• Short problem
Leave the pictures out. Return all other data exactly.

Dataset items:
..........
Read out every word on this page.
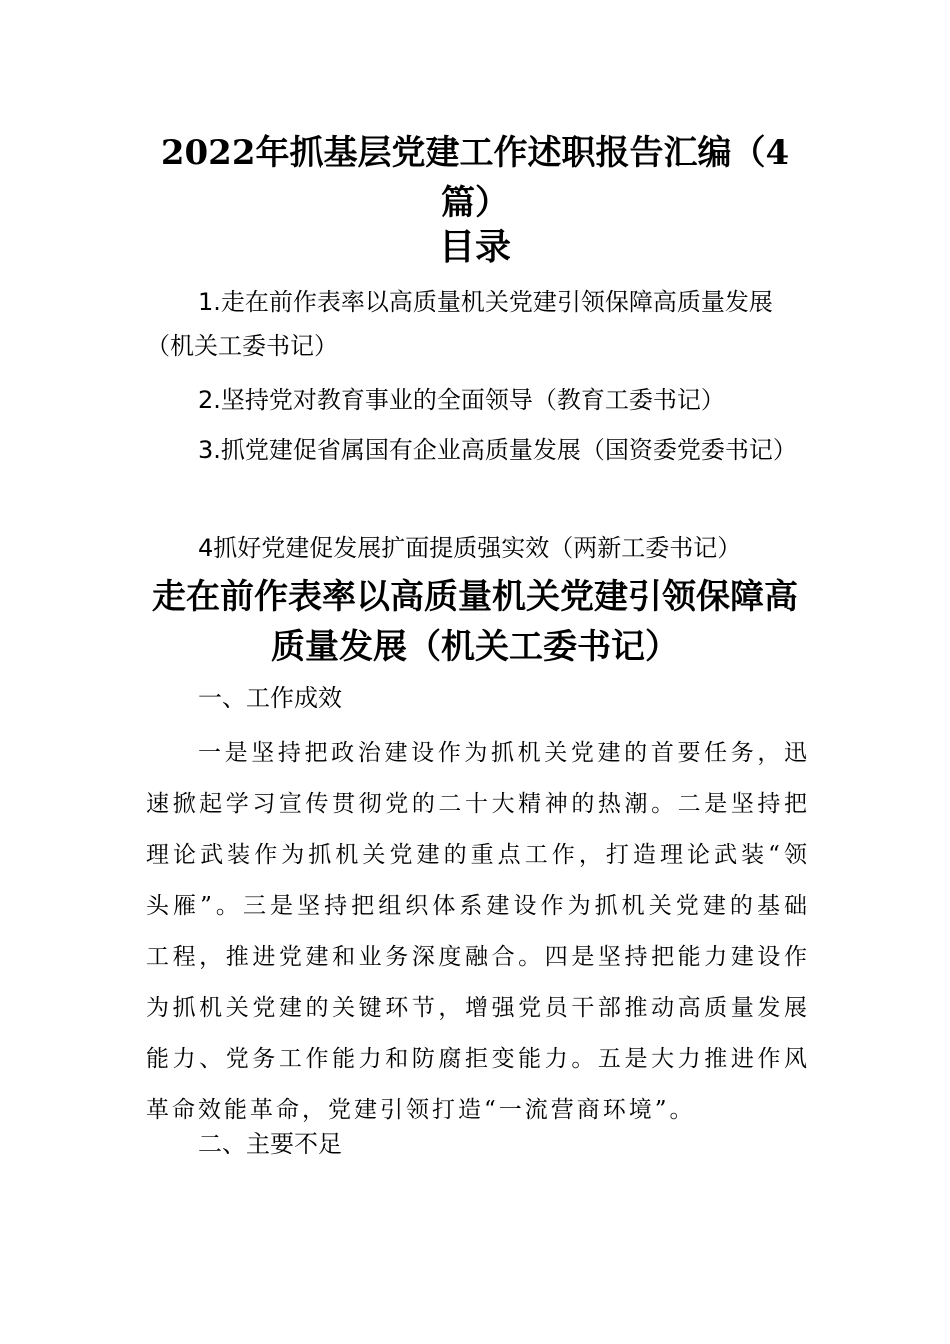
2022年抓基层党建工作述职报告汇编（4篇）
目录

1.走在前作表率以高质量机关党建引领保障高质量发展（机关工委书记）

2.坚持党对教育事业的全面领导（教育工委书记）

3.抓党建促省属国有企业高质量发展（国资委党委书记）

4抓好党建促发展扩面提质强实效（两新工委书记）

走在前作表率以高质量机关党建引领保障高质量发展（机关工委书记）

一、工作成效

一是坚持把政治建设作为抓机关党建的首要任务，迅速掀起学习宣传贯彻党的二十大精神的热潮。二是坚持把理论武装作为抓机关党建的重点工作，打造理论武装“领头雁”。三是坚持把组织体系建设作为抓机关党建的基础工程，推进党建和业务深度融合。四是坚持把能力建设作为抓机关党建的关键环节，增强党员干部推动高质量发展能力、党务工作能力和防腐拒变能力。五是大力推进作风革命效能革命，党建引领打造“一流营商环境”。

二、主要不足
..........
• Exercise solution
Read out every word on this page.
2022年抓基层党建工作述职报告汇编（4篇）
目录

1.走在前作表率以高质量机关党建引领保障高质量发展（机关工委书记）

2.坚持党对教育事业的全面领导（教育工委书记）

3.抓党建促省属国有企业高质量发展（国资委党委书记）

4抓好党建促发展扩面提质强实效（两新工委书记）

走在前作表率以高质量机关党建引领保障高质量发展（机关工委书记）

一、工作成效

一是坚持把政治建设作为抓机关党建的首要任务，迅速掀起学习宣传贯彻党的二十大精神的热潮。二是坚持把理论武装作为抓机关党建的重点工作，打造理论武装“领头雁”。三是坚持把组织体系建设作为抓机关党建的基础工程，推进党建和业务深度融合。四是坚持把能力建设作为抓机关党建的关键环节，增强党员干部推动高质量发展能力、党务工作能力和防腐拒变能力。五是大力推进作风革命效能革命，党建引领打造“一流营商环境”。

二、主要不足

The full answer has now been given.